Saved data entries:
- - -

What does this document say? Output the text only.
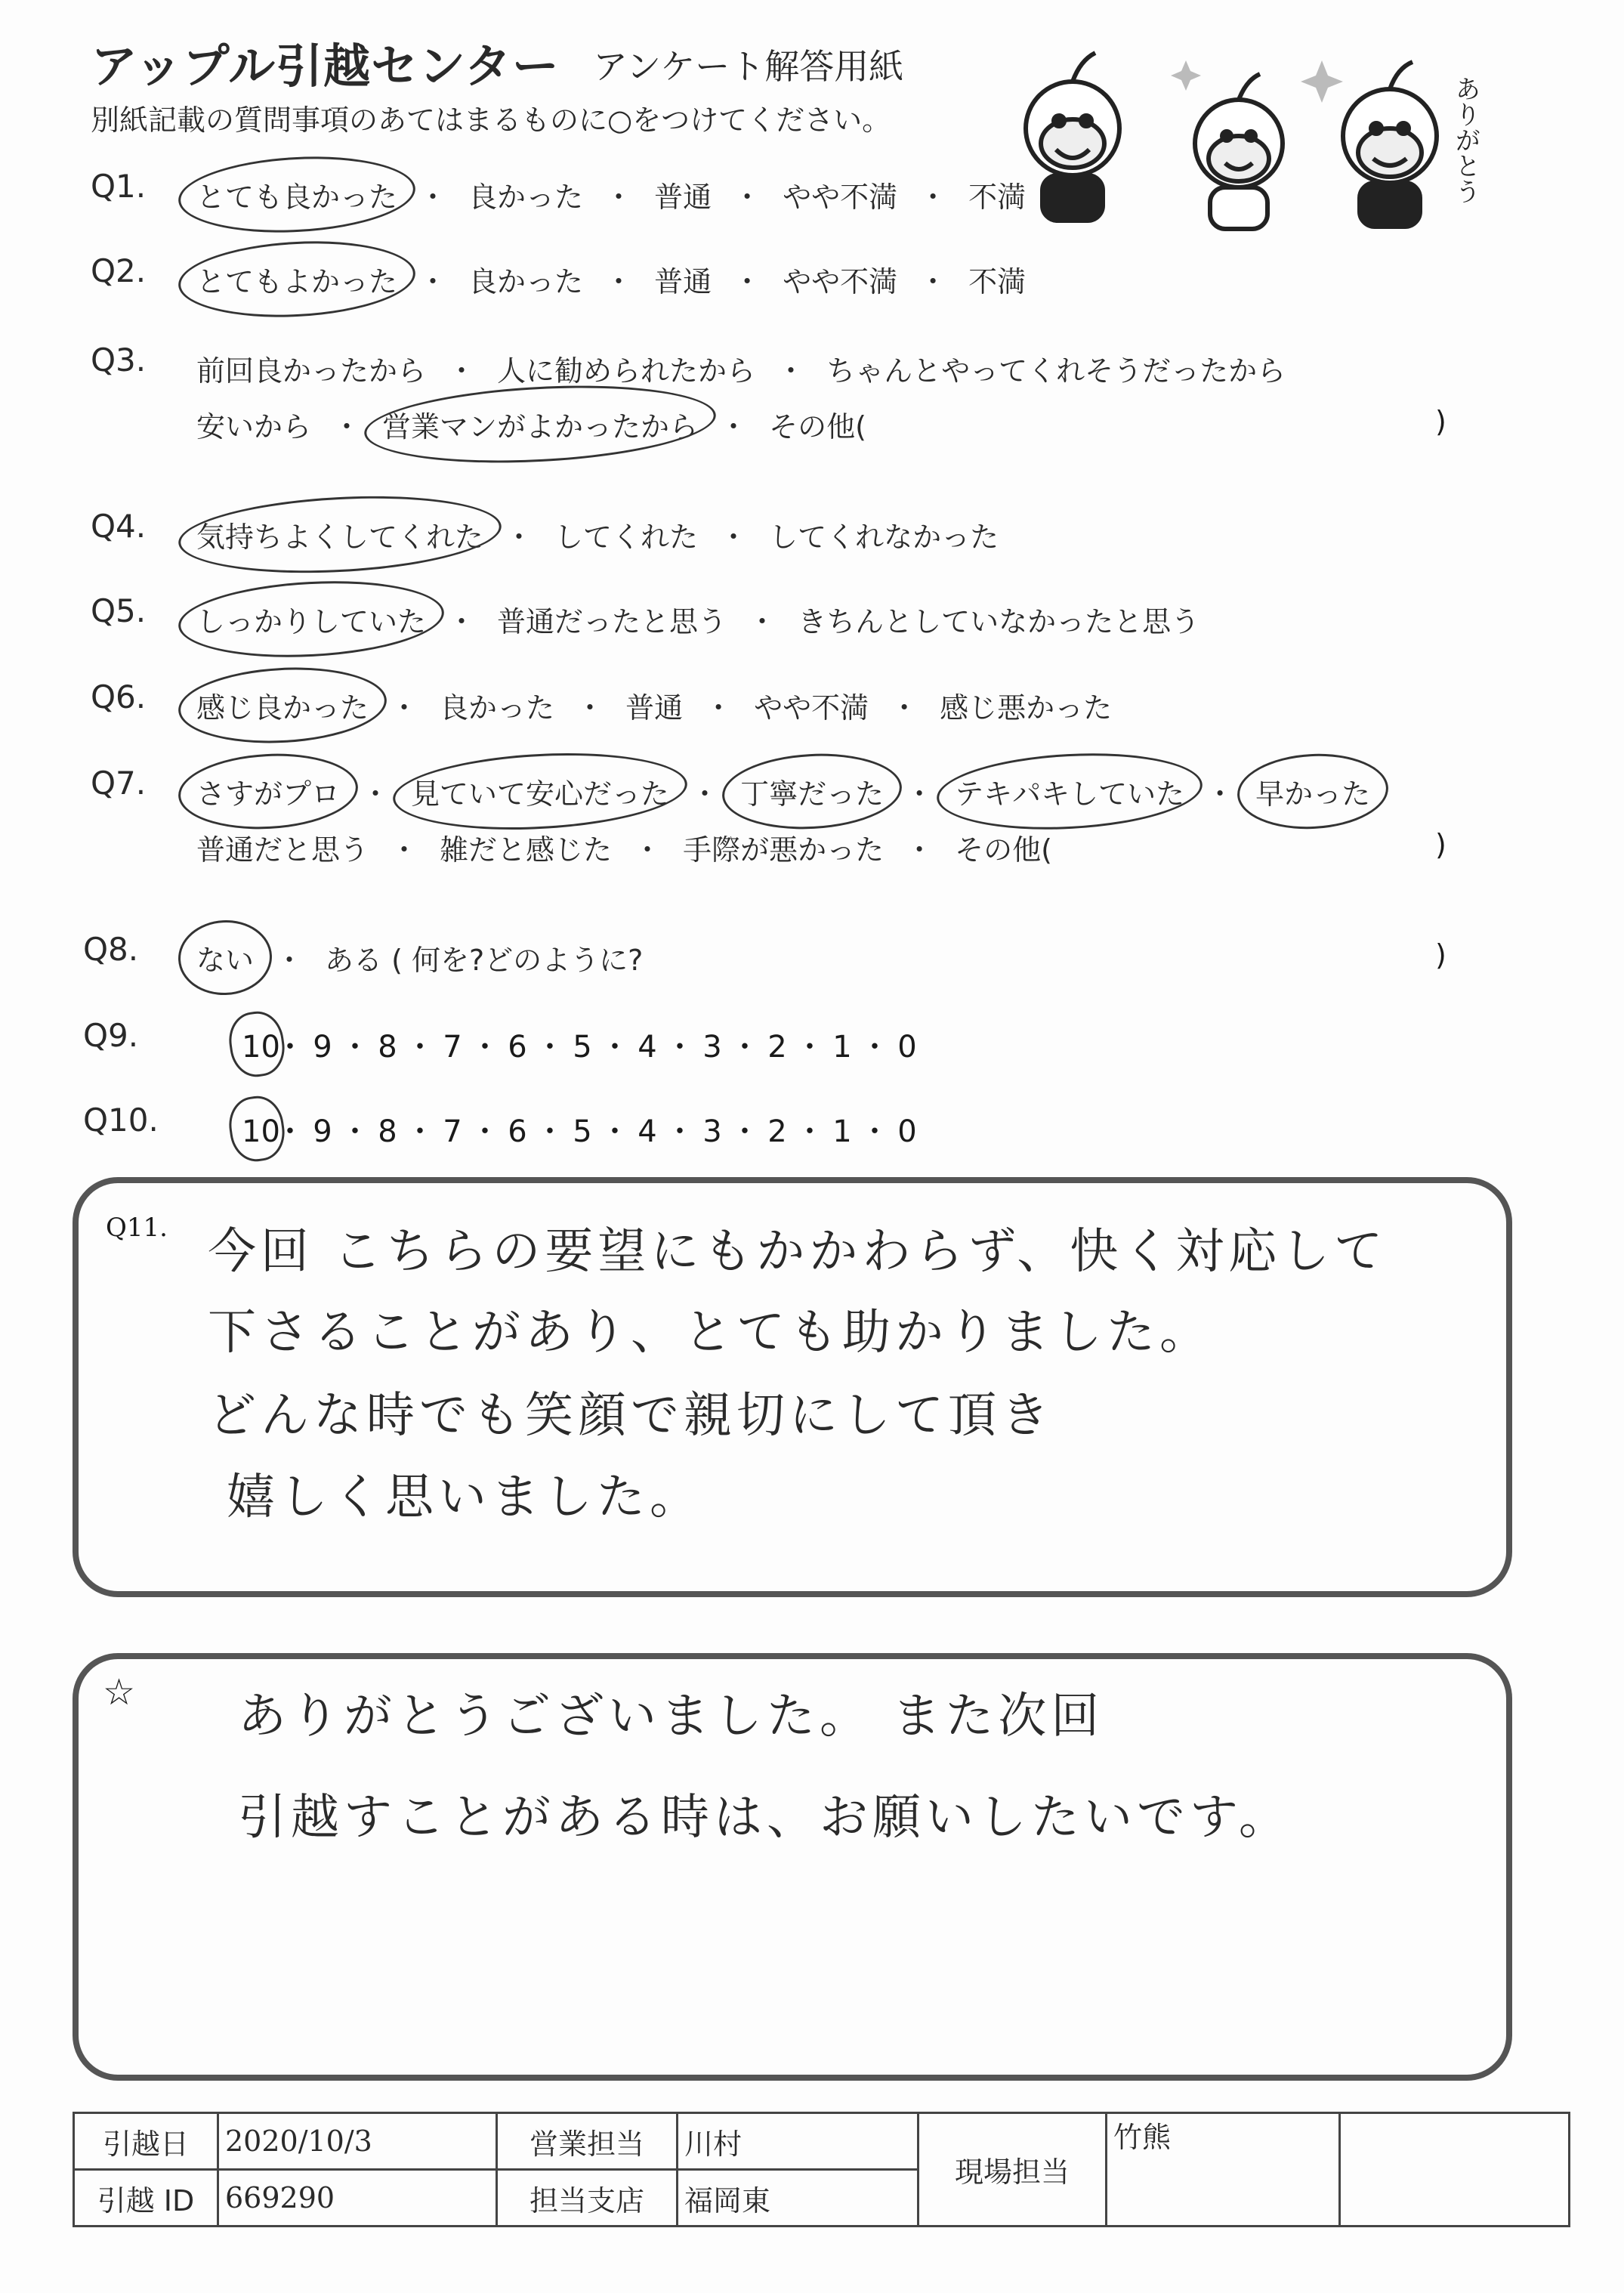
アップル引越センター アンケート解答用紙
別紙記載の質問事項のあてはまるものに○をつけてください。	ありがとう
Q1. とても良かった ・ 良かった ・ 普通 ・ やや不満 ・ 不満
Q2. とてもよかった ・ 良かった ・ 普通 ・ やや不満 ・ 不満
Q3. 前回良かったから ・ 人に勧められたから ・ ちゃんとやってくれそうだったから
安いから ・ 営業マンがよかったから ・ その他(	)
Q4. 気持ちよくしてくれた ・ してくれた ・ してくれなかった
Q5. しっかりしていた ・ 普通だったと思う ・ きちんとしていなかったと思う
Q6. 感じ良かった ・ 良かった ・ 普通 ・ やや不満 ・ 感じ悪かった
Q7. さすがプロ ・ 見ていて安心だった ・ 丁寧だった ・ テキパキしていた ・ 早かった
普通だと思う ・ 雑だと感じた ・ 手際が悪かった ・ その他(	)
Q8. ない ・ ある ( 何を?どのように?	)
Q9.	10・ 9 ・ 8 ・ 7 ・ 6 ・ 5 ・ 4 ・ 3 ・ 2 ・ 1 ・ 0
Q10.	10・ 9 ・ 8 ・ 7 ・ 6 ・ 5 ・ 4 ・ 3 ・ 2 ・ 1 ・ 0
Q11. 今回 こちらの要望にもかかわらず、快く対応して
下さることがあり、とても助かりました。
どんな時でも笑顔で親切にして頂き
嬉しく思いました。
☆ ありがとうございました。 また次回
引越すことがある時は、お願いしたいです。
引越日	2020/10/3	営業担当	川村	現場担当	竹熊	
引越 ID	669290	担当支店	福岡東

- - -

▶ Goal:
All records should be output exactly, with the pictures left out.

▶ Finished task:
What does this document say? Output the text only.
アップル引越センター アンケート解答用紙
別紙記載の質問事項のあてはまるものに○をつけてください。	ありがとう
Q1. とても良かった ・ 良かった ・ 普通 ・ やや不満 ・ 不満
Q2. とてもよかった ・ 良かった ・ 普通 ・ やや不満 ・ 不満
Q3. 前回良かったから ・ 人に勧められたから ・ ちゃんとやってくれそうだったから
安いから ・ 営業マンがよかったから ・ その他(	)
Q4. 気持ちよくしてくれた ・ してくれた ・ してくれなかった
Q5. しっかりしていた ・ 普通だったと思う ・ きちんとしていなかったと思う
Q6. 感じ良かった ・ 良かった ・ 普通 ・ やや不満 ・ 感じ悪かった
Q7. さすがプロ ・ 見ていて安心だった ・ 丁寧だった ・ テキパキしていた ・ 早かった
普通だと思う ・ 雑だと感じた ・ 手際が悪かった ・ その他(	)
Q8. ない ・ ある ( 何を?どのように?	)
Q9.	10・ 9 ・ 8 ・ 7 ・ 6 ・ 5 ・ 4 ・ 3 ・ 2 ・ 1 ・ 0
Q10.	10・ 9 ・ 8 ・ 7 ・ 6 ・ 5 ・ 4 ・ 3 ・ 2 ・ 1 ・ 0
Q11. 今回 こちらの要望にもかかわらず、快く対応して
下さることがあり、とても助かりました。
どんな時でも笑顔で親切にして頂き
嬉しく思いました。
☆ ありがとうございました。 また次回
引越すことがある時は、お願いしたいです。
引越日	2020/10/3	営業担当	川村	現場担当	竹熊	
引越 ID	669290	担当支店	福岡東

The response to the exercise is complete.